__Short exercise__: Lines containing the word "content" are to be located and copied.
### Dataset extract
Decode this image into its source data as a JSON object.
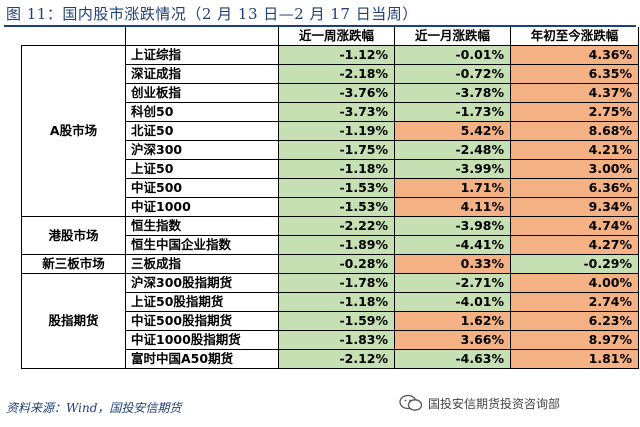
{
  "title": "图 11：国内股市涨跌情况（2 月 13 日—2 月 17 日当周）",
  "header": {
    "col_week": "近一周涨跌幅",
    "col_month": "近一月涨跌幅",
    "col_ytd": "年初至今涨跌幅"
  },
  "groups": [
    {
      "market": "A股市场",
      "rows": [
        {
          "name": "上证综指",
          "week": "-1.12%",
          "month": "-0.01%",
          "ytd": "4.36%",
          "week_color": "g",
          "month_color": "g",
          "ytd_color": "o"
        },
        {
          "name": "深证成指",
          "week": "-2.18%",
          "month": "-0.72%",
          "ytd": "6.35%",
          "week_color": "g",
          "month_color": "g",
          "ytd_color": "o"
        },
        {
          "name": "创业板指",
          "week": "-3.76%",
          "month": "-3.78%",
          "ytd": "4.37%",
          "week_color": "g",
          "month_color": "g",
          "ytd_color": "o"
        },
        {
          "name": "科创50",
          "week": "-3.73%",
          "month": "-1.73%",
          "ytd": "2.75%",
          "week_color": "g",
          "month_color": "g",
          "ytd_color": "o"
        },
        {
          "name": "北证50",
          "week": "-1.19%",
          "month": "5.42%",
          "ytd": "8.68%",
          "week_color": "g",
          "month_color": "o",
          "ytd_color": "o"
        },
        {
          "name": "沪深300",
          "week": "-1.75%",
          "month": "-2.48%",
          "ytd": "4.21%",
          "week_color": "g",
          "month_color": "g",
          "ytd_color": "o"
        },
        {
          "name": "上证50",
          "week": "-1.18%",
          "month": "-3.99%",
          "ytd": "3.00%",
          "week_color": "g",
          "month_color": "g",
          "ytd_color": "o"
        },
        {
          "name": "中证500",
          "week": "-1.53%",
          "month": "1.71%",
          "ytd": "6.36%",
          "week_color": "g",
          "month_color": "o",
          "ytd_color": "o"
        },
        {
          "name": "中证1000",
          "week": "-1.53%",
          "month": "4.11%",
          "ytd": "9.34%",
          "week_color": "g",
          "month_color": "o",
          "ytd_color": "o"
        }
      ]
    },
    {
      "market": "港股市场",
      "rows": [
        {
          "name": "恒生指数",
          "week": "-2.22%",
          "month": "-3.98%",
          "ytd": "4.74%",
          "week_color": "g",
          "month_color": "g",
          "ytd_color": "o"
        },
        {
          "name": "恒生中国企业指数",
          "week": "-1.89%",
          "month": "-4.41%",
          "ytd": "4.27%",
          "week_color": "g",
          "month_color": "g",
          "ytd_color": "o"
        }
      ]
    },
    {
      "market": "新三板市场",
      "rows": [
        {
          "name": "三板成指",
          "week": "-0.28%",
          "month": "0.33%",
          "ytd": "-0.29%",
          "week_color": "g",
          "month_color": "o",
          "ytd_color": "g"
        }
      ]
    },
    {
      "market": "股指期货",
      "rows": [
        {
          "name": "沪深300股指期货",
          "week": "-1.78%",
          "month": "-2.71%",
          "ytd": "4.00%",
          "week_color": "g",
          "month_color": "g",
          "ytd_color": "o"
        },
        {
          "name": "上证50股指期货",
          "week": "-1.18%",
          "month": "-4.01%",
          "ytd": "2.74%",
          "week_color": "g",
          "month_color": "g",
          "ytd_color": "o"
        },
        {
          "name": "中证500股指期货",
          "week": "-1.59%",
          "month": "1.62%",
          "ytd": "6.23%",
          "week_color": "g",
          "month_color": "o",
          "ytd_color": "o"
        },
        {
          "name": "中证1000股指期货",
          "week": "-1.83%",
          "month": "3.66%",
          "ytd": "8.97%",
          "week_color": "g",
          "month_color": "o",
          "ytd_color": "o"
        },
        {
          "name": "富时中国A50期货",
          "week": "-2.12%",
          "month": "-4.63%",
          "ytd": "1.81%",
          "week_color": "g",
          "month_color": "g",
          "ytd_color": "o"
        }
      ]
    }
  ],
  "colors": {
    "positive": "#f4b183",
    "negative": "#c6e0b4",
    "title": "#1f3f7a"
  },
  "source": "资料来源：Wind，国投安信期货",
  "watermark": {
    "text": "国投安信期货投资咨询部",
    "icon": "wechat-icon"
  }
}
######
### Dataset extract
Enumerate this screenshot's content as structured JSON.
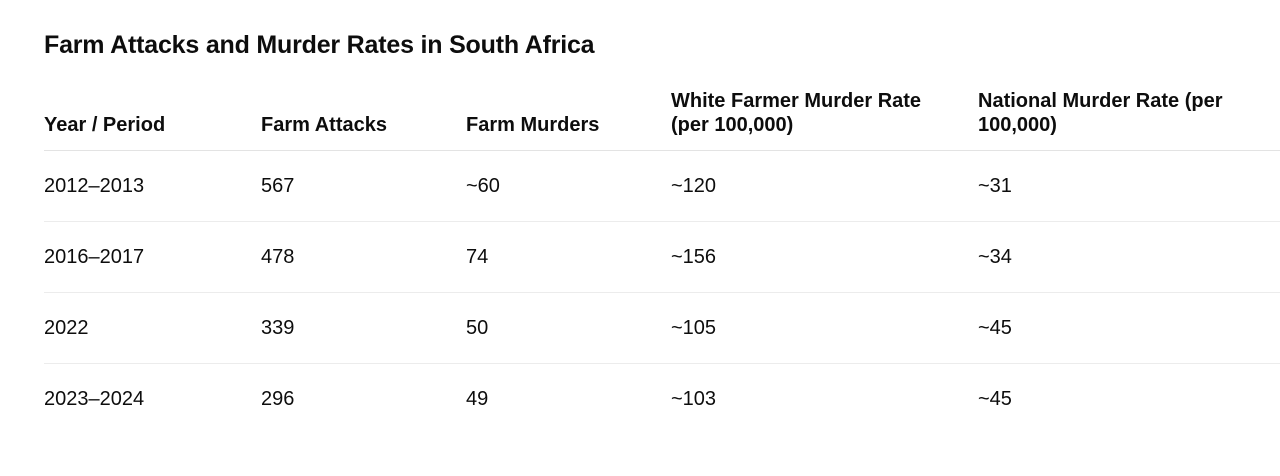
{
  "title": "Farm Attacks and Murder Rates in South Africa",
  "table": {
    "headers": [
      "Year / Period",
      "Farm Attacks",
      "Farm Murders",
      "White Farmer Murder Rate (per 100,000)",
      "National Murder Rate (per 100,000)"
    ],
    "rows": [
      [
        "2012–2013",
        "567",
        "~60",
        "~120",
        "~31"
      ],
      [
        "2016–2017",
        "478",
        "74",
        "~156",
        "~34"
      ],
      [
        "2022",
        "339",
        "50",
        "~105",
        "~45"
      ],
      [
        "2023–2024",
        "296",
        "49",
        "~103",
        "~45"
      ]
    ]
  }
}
######
### Dataset extract
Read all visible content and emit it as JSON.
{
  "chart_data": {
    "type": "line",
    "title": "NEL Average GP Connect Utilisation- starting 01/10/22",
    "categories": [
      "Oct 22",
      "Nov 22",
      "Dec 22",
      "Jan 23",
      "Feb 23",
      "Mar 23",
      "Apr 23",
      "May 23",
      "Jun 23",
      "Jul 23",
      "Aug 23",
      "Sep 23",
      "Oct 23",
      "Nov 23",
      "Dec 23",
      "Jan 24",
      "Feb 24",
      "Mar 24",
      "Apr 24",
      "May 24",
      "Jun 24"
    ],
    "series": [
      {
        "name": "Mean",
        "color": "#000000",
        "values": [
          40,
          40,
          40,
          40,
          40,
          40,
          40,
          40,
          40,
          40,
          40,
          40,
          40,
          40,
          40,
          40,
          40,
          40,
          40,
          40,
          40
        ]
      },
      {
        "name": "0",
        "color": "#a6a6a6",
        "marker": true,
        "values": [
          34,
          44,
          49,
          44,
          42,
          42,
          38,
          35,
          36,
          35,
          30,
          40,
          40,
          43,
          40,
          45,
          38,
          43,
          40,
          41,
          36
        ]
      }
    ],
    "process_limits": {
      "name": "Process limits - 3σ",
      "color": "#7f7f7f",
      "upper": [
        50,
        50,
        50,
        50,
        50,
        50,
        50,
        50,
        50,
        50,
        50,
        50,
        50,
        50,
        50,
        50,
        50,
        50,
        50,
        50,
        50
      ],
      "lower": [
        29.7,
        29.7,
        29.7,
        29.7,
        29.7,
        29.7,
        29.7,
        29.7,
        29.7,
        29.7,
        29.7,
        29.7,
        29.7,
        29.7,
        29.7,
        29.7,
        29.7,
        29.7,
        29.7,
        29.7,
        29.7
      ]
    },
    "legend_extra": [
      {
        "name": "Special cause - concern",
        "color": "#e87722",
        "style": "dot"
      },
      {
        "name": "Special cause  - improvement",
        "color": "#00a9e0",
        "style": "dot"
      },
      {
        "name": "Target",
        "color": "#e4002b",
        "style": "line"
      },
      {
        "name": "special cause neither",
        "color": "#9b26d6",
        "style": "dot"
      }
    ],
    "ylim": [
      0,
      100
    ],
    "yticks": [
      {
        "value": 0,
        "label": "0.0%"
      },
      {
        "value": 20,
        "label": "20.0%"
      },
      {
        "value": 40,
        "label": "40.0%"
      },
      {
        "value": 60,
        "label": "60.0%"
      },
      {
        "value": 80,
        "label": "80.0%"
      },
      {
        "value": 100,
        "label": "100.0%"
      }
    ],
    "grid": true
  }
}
######
__The output__:
Enumerate this screenshot's content as structured JSON.
Read all visible content and emit it as JSON.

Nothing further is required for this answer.